_Directions for this task:_
The answer is a single number: how many lines hold the string "shortfall".

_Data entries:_

==========

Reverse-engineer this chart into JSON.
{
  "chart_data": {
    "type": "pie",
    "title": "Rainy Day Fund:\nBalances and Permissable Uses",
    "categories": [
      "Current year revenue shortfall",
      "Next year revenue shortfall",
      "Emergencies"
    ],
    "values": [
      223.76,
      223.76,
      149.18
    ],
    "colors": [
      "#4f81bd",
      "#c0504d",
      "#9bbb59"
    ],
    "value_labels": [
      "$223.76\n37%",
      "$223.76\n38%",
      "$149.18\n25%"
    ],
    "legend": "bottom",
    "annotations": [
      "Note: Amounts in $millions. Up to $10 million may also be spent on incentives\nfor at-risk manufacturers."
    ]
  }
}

==========

_Finished task:_
2